#### Entries ####
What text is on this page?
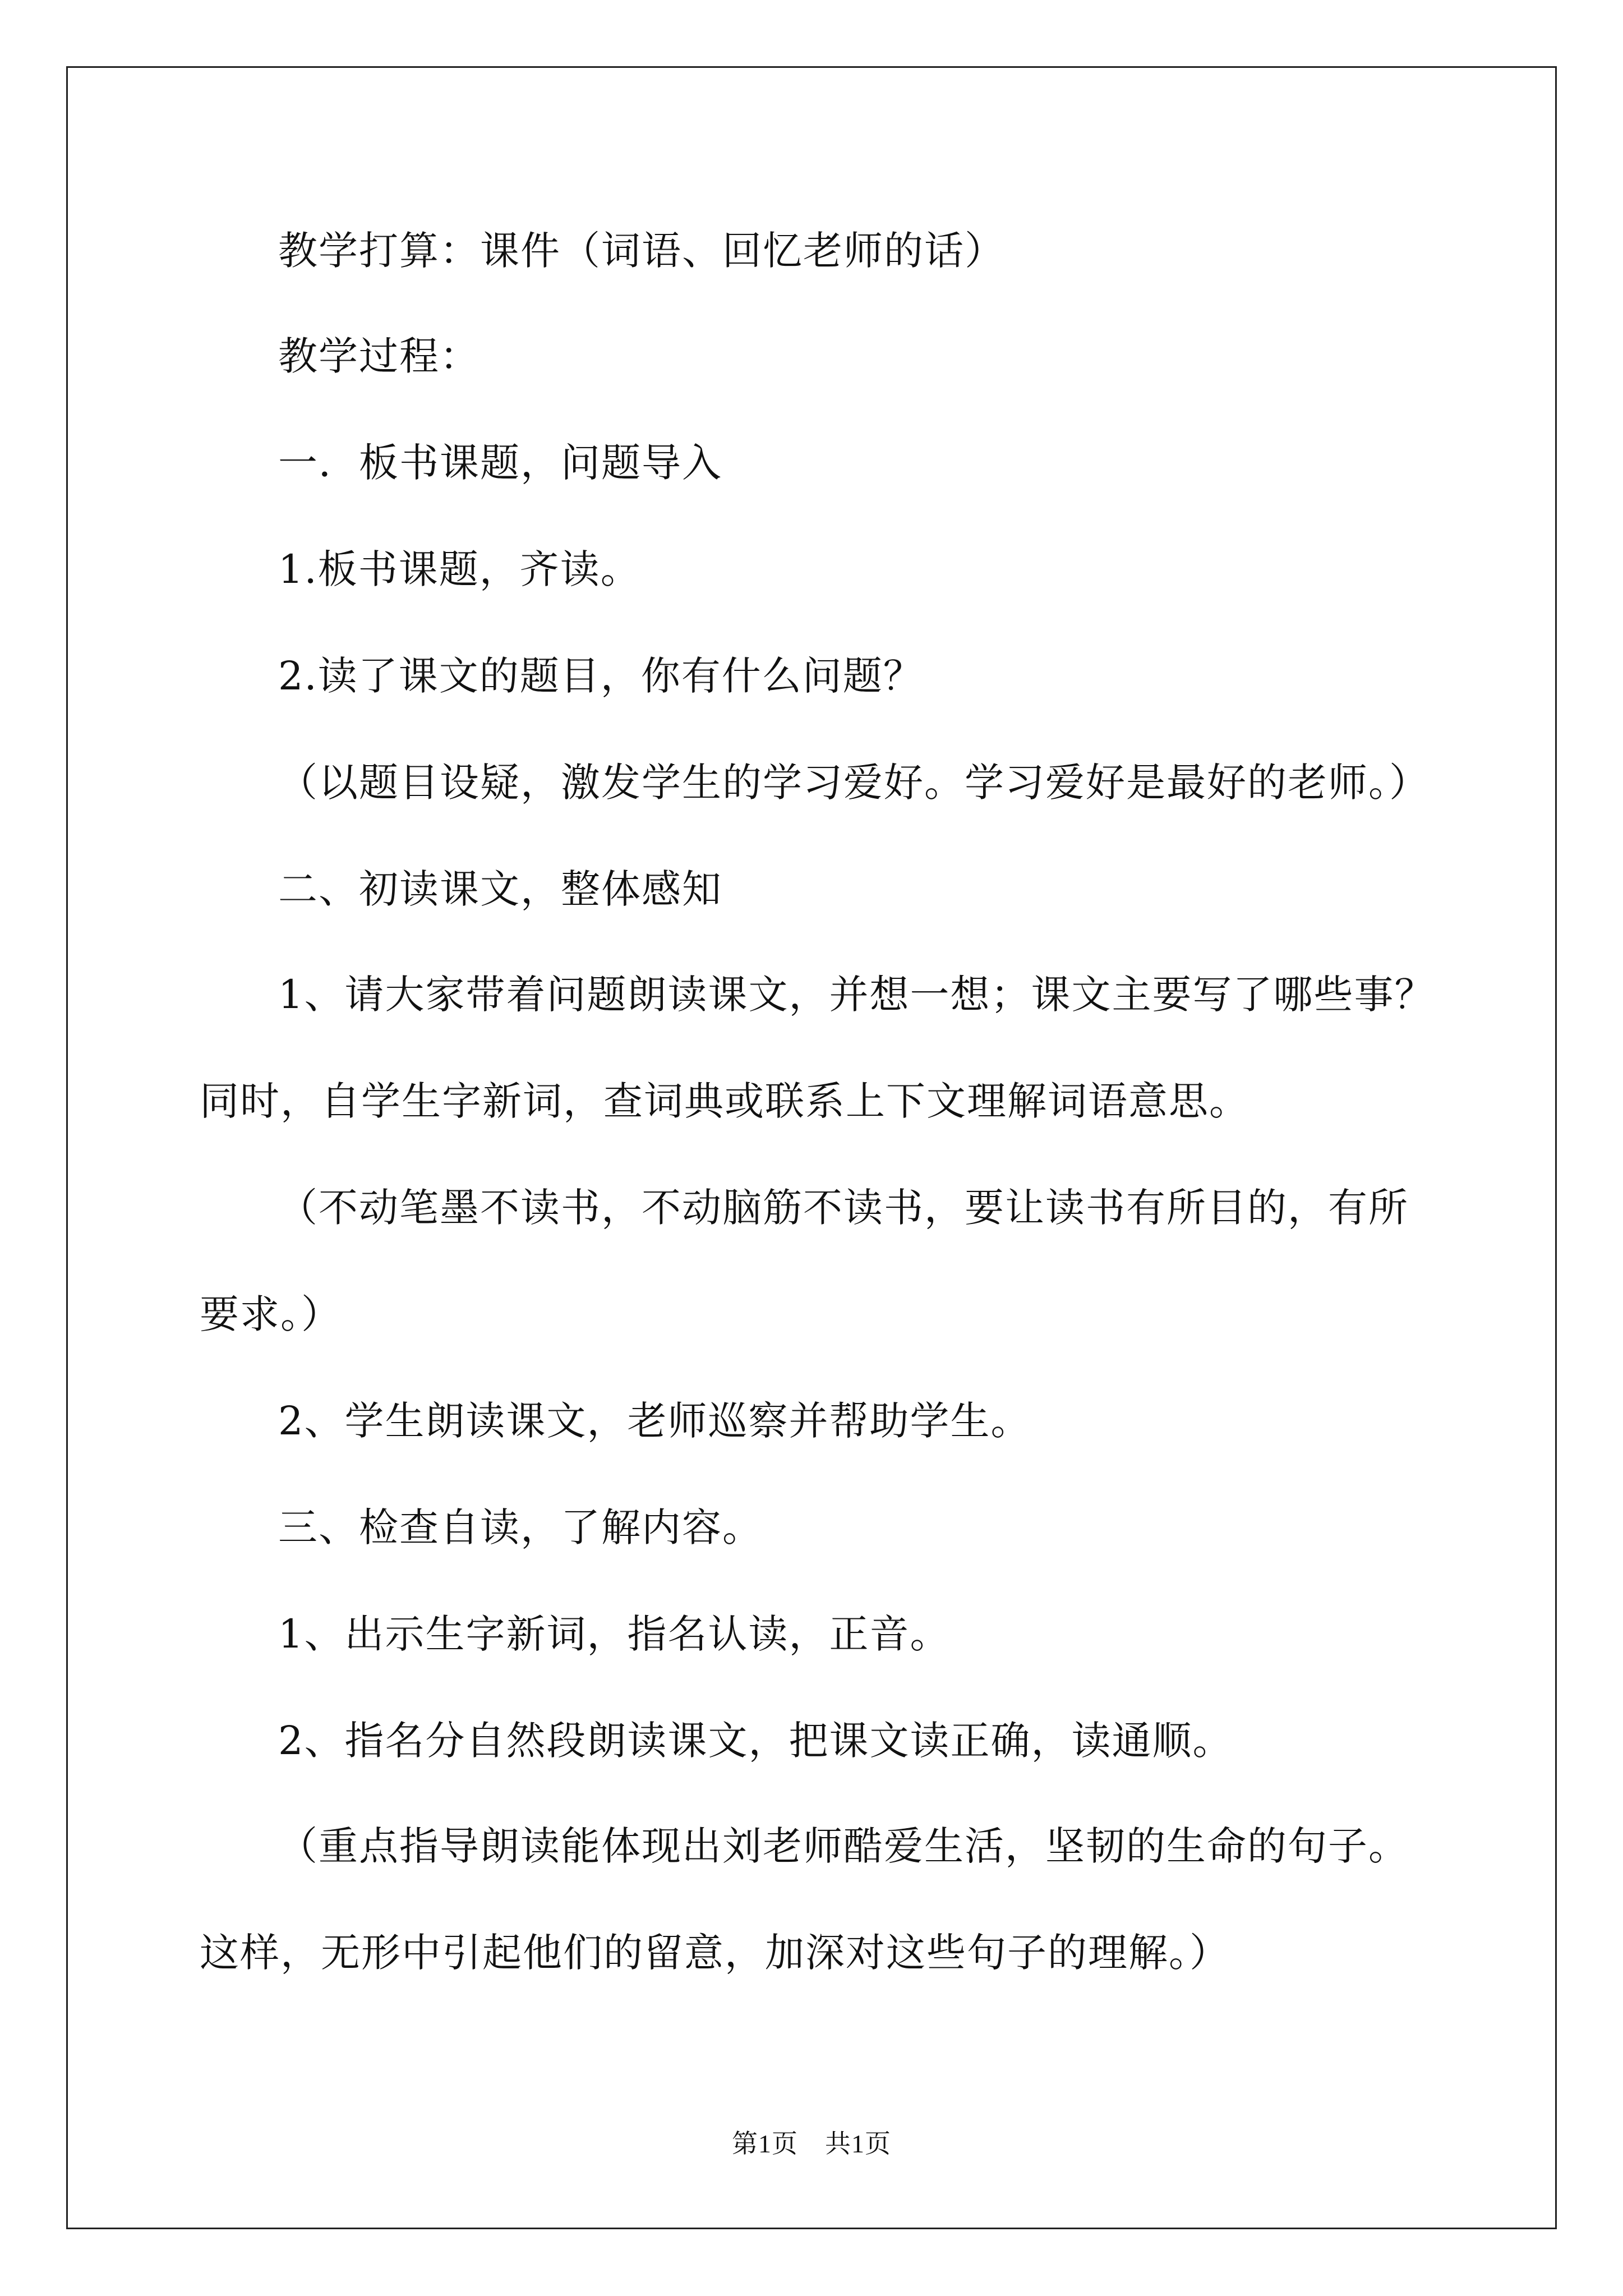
教学打算：课件（词语、回忆老师的话）
教学过程：
一．板书课题，问题导入
1.板书课题，齐读。
2.读了课文的题目，你有什么问题？
（以题目设疑，激发学生的学习爱好。学习爱好是最好的老师。）
二、初读课文，整体感知
1、请大家带着问题朗读课文，并想一想；课文主要写了哪些事？
同时，自学生字新词，查词典或联系上下文理解词语意思。
（不动笔墨不读书，不动脑筋不读书，要让读书有所目的，有所
要求。）
2、学生朗读课文，老师巡察并帮助学生。
三、检查自读，了解内容。
1、出示生字新词，指名认读，正音。
2、指名分自然段朗读课文，把课文读正确，读通顺。
（重点指导朗读能体现出刘老师酷爱生活，坚韧的生命的句子。
这样，无形中引起他们的留意，加深对这些句子的理解。）
第1页 共1页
####
* **Task instructions**
Transcribe the listing above verbatim. Omit the pictures.

* **Response below**
What text is on this page?
教学打算：课件（词语、回忆老师的话）
教学过程：
一．板书课题，问题导入
1.板书课题，齐读。
2.读了课文的题目，你有什么问题？
（以题目设疑，激发学生的学习爱好。学习爱好是最好的老师。）
二、初读课文，整体感知
1、请大家带着问题朗读课文，并想一想；课文主要写了哪些事？
同时，自学生字新词，查词典或联系上下文理解词语意思。
（不动笔墨不读书，不动脑筋不读书，要让读书有所目的，有所
要求。）
2、学生朗读课文，老师巡察并帮助学生。
三、检查自读，了解内容。
1、出示生字新词，指名认读，正音。
2、指名分自然段朗读课文，把课文读正确，读通顺。
（重点指导朗读能体现出刘老师酷爱生活，坚韧的生命的句子。
这样，无形中引起他们的留意，加深对这些句子的理解。）
第1页 共1页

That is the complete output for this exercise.